**YOUR TASK**
Repeat exactly each line of the data provided below.

____ STORED RECORDS

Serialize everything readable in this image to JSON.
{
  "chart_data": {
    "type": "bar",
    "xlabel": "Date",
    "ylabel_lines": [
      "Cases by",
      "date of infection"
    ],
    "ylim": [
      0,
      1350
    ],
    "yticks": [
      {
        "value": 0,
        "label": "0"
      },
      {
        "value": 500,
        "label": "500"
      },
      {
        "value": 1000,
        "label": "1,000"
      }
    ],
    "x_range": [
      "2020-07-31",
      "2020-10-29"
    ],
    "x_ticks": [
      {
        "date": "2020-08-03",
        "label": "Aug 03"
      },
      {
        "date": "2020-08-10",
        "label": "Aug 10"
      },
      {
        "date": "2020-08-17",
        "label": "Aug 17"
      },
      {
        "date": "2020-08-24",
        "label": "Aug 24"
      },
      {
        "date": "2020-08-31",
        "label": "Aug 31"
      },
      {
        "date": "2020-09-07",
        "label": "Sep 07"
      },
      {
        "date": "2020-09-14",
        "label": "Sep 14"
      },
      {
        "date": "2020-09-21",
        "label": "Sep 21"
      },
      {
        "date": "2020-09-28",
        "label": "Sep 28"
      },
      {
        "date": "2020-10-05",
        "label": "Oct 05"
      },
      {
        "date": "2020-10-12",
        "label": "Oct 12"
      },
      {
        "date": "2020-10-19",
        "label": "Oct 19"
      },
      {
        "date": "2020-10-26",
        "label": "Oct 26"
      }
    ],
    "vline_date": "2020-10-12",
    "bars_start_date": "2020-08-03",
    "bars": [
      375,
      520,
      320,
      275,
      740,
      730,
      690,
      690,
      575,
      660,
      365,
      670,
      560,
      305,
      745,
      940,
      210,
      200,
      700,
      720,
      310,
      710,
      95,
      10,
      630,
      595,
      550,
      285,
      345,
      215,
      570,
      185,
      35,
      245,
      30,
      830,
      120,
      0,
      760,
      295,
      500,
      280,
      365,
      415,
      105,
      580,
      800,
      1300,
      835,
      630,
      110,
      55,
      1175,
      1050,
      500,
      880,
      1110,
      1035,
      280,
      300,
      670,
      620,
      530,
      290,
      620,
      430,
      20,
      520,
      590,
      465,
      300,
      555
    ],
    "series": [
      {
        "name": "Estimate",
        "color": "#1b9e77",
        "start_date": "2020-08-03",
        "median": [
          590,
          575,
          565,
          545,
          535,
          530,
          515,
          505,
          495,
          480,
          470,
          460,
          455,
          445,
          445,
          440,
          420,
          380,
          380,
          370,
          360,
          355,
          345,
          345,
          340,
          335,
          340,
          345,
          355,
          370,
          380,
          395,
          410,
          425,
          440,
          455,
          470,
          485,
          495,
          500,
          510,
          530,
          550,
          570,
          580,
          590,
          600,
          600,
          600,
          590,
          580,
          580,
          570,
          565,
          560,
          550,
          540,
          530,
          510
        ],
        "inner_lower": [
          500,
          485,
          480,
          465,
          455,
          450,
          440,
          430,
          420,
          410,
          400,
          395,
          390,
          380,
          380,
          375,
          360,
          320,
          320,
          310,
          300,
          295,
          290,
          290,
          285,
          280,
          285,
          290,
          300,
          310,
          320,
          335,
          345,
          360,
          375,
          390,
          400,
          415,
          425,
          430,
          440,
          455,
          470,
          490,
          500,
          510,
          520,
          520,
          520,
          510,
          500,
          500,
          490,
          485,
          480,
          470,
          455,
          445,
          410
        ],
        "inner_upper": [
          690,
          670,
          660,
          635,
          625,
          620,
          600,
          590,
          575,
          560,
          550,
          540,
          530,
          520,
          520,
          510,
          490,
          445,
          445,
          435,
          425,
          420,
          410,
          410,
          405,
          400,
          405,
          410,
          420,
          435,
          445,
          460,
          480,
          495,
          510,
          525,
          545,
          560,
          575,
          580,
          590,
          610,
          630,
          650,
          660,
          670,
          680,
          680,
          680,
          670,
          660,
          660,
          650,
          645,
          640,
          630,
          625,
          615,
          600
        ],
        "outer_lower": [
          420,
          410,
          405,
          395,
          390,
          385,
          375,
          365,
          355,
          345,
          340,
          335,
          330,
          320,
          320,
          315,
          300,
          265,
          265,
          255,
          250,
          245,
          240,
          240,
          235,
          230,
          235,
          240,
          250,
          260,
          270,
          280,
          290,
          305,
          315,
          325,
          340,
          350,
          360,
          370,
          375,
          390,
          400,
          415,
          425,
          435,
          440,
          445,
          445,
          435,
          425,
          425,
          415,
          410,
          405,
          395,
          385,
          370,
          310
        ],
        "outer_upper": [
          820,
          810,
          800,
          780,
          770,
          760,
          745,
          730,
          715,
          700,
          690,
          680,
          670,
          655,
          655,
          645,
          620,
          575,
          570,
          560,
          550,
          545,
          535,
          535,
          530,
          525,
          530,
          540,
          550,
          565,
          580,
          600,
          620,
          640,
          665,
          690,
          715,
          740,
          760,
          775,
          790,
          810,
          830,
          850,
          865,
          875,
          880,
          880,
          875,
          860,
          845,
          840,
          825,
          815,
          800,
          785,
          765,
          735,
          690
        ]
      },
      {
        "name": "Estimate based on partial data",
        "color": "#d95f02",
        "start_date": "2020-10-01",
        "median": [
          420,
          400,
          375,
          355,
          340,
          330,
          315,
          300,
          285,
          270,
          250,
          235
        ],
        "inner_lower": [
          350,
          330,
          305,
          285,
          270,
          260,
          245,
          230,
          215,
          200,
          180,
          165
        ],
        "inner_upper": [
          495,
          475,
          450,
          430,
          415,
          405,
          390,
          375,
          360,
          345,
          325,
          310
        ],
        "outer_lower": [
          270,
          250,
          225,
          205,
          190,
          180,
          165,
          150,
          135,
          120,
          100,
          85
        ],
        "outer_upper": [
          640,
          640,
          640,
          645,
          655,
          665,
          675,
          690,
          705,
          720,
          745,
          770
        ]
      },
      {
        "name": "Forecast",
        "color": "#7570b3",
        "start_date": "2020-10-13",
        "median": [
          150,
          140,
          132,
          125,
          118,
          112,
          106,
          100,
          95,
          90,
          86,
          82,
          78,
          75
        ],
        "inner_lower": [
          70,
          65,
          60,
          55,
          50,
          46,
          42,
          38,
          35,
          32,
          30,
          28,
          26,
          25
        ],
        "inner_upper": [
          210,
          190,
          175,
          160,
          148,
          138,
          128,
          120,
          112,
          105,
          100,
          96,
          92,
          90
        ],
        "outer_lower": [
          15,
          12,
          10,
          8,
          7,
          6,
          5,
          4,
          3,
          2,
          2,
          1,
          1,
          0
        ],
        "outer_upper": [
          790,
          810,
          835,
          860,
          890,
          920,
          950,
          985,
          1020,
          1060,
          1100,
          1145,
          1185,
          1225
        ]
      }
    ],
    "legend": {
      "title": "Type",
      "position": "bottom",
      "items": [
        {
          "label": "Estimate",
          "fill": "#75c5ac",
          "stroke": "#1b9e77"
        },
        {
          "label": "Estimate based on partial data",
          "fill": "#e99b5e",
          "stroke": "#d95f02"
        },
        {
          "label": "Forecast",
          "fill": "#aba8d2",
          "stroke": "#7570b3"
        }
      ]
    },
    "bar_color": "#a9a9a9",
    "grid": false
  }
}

________

**FINISHED ANSWER**
Serialize everything readable in this image to JSON.
{
  "chart_data": {
    "type": "bar",
    "xlabel": "Date",
    "ylabel_lines": [
      "Cases by",
      "date of infection"
    ],
    "ylim": [
      0,
      1350
    ],
    "yticks": [
      {
        "value": 0,
        "label": "0"
      },
      {
        "value": 500,
        "label": "500"
      },
      {
        "value": 1000,
        "label": "1,000"
      }
    ],
    "x_range": [
      "2020-07-31",
      "2020-10-29"
    ],
    "x_ticks": [
      {
        "date": "2020-08-03",
        "label": "Aug 03"
      },
      {
        "date": "2020-08-10",
        "label": "Aug 10"
      },
      {
        "date": "2020-08-17",
        "label": "Aug 17"
      },
      {
        "date": "2020-08-24",
        "label": "Aug 24"
      },
      {
        "date": "2020-08-31",
        "label": "Aug 31"
      },
      {
        "date": "2020-09-07",
        "label": "Sep 07"
      },
      {
        "date": "2020-09-14",
        "label": "Sep 14"
      },
      {
        "date": "2020-09-21",
        "label": "Sep 21"
      },
      {
        "date": "2020-09-28",
        "label": "Sep 28"
      },
      {
        "date": "2020-10-05",
        "label": "Oct 05"
      },
      {
        "date": "2020-10-12",
        "label": "Oct 12"
      },
      {
        "date": "2020-10-19",
        "label": "Oct 19"
      },
      {
        "date": "2020-10-26",
        "label": "Oct 26"
      }
    ],
    "vline_date": "2020-10-12",
    "bars_start_date": "2020-08-03",
    "bars": [
      375,
      520,
      320,
      275,
      740,
      730,
      690,
      690,
      575,
      660,
      365,
      670,
      560,
      305,
      745,
      940,
      210,
      200,
      700,
      720,
      310,
      710,
      95,
      10,
      630,
      595,
      550,
      285,
      345,
      215,
      570,
      185,
      35,
      245,
      30,
      830,
      120,
      0,
      760,
      295,
      500,
      280,
      365,
      415,
      105,
      580,
      800,
      1300,
      835,
      630,
      110,
      55,
      1175,
      1050,
      500,
      880,
      1110,
      1035,
      280,
      300,
      670,
      620,
      530,
      290,
      620,
      430,
      20,
      520,
      590,
      465,
      300,
      555
    ],
    "series": [
      {
        "name": "Estimate",
        "color": "#1b9e77",
        "start_date": "2020-08-03",
        "median": [
          590,
          575,
          565,
          545,
          535,
          530,
          515,
          505,
          495,
          480,
          470,
          460,
          455,
          445,
          445,
          440,
          420,
          380,
          380,
          370,
          360,
          355,
          345,
          345,
          340,
          335,
          340,
          345,
          355,
          370,
          380,
          395,
          410,
          425,
          440,
          455,
          470,
          485,
          495,
          500,
          510,
          530,
          550,
          570,
          580,
          590,
          600,
          600,
          600,
          590,
          580,
          580,
          570,
          565,
          560,
          550,
          540,
          530,
          510
        ],
        "inner_lower": [
          500,
          485,
          480,
          465,
          455,
          450,
          440,
          430,
          420,
          410,
          400,
          395,
          390,
          380,
          380,
          375,
          360,
          320,
          320,
          310,
          300,
          295,
          290,
          290,
          285,
          280,
          285,
          290,
          300,
          310,
          320,
          335,
          345,
          360,
          375,
          390,
          400,
          415,
          425,
          430,
          440,
          455,
          470,
          490,
          500,
          510,
          520,
          520,
          520,
          510,
          500,
          500,
          490,
          485,
          480,
          470,
          455,
          445,
          410
        ],
        "inner_upper": [
          690,
          670,
          660,
          635,
          625,
          620,
          600,
          590,
          575,
          560,
          550,
          540,
          530,
          520,
          520,
          510,
          490,
          445,
          445,
          435,
          425,
          420,
          410,
          410,
          405,
          400,
          405,
          410,
          420,
          435,
          445,
          460,
          480,
          495,
          510,
          525,
          545,
          560,
          575,
          580,
          590,
          610,
          630,
          650,
          660,
          670,
          680,
          680,
          680,
          670,
          660,
          660,
          650,
          645,
          640,
          630,
          625,
          615,
          600
        ],
        "outer_lower": [
          420,
          410,
          405,
          395,
          390,
          385,
          375,
          365,
          355,
          345,
          340,
          335,
          330,
          320,
          320,
          315,
          300,
          265,
          265,
          255,
          250,
          245,
          240,
          240,
          235,
          230,
          235,
          240,
          250,
          260,
          270,
          280,
          290,
          305,
          315,
          325,
          340,
          350,
          360,
          370,
          375,
          390,
          400,
          415,
          425,
          435,
          440,
          445,
          445,
          435,
          425,
          425,
          415,
          410,
          405,
          395,
          385,
          370,
          310
        ],
        "outer_upper": [
          820,
          810,
          800,
          780,
          770,
          760,
          745,
          730,
          715,
          700,
          690,
          680,
          670,
          655,
          655,
          645,
          620,
          575,
          570,
          560,
          550,
          545,
          535,
          535,
          530,
          525,
          530,
          540,
          550,
          565,
          580,
          600,
          620,
          640,
          665,
          690,
          715,
          740,
          760,
          775,
          790,
          810,
          830,
          850,
          865,
          875,
          880,
          880,
          875,
          860,
          845,
          840,
          825,
          815,
          800,
          785,
          765,
          735,
          690
        ]
      },
      {
        "name": "Estimate based on partial data",
        "color": "#d95f02",
        "start_date": "2020-10-01",
        "median": [
          420,
          400,
          375,
          355,
          340,
          330,
          315,
          300,
          285,
          270,
          250,
          235
        ],
        "inner_lower": [
          350,
          330,
          305,
          285,
          270,
          260,
          245,
          230,
          215,
          200,
          180,
          165
        ],
        "inner_upper": [
          495,
          475,
          450,
          430,
          415,
          405,
          390,
          375,
          360,
          345,
          325,
          310
        ],
        "outer_lower": [
          270,
          250,
          225,
          205,
          190,
          180,
          165,
          150,
          135,
          120,
          100,
          85
        ],
        "outer_upper": [
          640,
          640,
          640,
          645,
          655,
          665,
          675,
          690,
          705,
          720,
          745,
          770
        ]
      },
      {
        "name": "Forecast",
        "color": "#7570b3",
        "start_date": "2020-10-13",
        "median": [
          150,
          140,
          132,
          125,
          118,
          112,
          106,
          100,
          95,
          90,
          86,
          82,
          78,
          75
        ],
        "inner_lower": [
          70,
          65,
          60,
          55,
          50,
          46,
          42,
          38,
          35,
          32,
          30,
          28,
          26,
          25
        ],
        "inner_upper": [
          210,
          190,
          175,
          160,
          148,
          138,
          128,
          120,
          112,
          105,
          100,
          96,
          92,
          90
        ],
        "outer_lower": [
          15,
          12,
          10,
          8,
          7,
          6,
          5,
          4,
          3,
          2,
          2,
          1,
          1,
          0
        ],
        "outer_upper": [
          790,
          810,
          835,
          860,
          890,
          920,
          950,
          985,
          1020,
          1060,
          1100,
          1145,
          1185,
          1225
        ]
      }
    ],
    "legend": {
      "title": "Type",
      "position": "bottom",
      "items": [
        {
          "label": "Estimate",
          "fill": "#75c5ac",
          "stroke": "#1b9e77"
        },
        {
          "label": "Estimate based on partial data",
          "fill": "#e99b5e",
          "stroke": "#d95f02"
        },
        {
          "label": "Forecast",
          "fill": "#aba8d2",
          "stroke": "#7570b3"
        }
      ]
    },
    "bar_color": "#a9a9a9",
    "grid": false
  }
}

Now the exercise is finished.